_TASK BRIEF_
Restate the complete material exactly.

+++

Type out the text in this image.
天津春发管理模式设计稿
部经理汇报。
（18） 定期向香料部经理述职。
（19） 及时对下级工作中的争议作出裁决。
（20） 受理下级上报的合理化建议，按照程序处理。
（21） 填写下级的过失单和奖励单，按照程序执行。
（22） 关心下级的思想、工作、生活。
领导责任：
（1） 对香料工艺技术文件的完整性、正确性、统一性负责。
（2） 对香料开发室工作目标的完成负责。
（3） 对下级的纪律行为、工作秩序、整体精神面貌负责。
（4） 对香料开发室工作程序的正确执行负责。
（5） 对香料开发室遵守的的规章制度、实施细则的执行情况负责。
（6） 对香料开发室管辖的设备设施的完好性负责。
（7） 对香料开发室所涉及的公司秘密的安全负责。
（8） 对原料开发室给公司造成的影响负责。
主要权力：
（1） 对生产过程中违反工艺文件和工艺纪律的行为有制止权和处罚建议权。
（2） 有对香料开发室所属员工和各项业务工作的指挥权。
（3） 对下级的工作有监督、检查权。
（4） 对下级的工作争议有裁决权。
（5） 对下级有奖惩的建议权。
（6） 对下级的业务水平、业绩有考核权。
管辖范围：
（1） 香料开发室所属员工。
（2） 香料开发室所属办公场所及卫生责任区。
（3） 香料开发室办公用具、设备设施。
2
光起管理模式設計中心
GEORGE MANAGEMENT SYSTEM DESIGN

+++

_SOLUTION FOR THIS EXERCISE_
Type out the text in this image.
天津春发管理模式设计稿
部经理汇报。
（18） 定期向香料部经理述职。
（19） 及时对下级工作中的争议作出裁决。
（20） 受理下级上报的合理化建议，按照程序处理。
（21） 填写下级的过失单和奖励单，按照程序执行。
（22） 关心下级的思想、工作、生活。
领导责任：
（1） 对香料工艺技术文件的完整性、正确性、统一性负责。
（2） 对香料开发室工作目标的完成负责。
（3） 对下级的纪律行为、工作秩序、整体精神面貌负责。
（4） 对香料开发室工作程序的正确执行负责。
（5） 对香料开发室遵守的的规章制度、实施细则的执行情况负责。
（6） 对香料开发室管辖的设备设施的完好性负责。
（7） 对香料开发室所涉及的公司秘密的安全负责。
（8） 对原料开发室给公司造成的影响负责。
主要权力：
（1） 对生产过程中违反工艺文件和工艺纪律的行为有制止权和处罚建议权。
（2） 有对香料开发室所属员工和各项业务工作的指挥权。
（3） 对下级的工作有监督、检查权。
（4） 对下级的工作争议有裁决权。
（5） 对下级有奖惩的建议权。
（6） 对下级的业务水平、业绩有考核权。
管辖范围：
（1） 香料开发室所属员工。
（2） 香料开发室所属办公场所及卫生责任区。
（3） 香料开发室办公用具、设备设施。
2
光起管理模式設計中心
GEORGE MANAGEMENT SYSTEM DESIGN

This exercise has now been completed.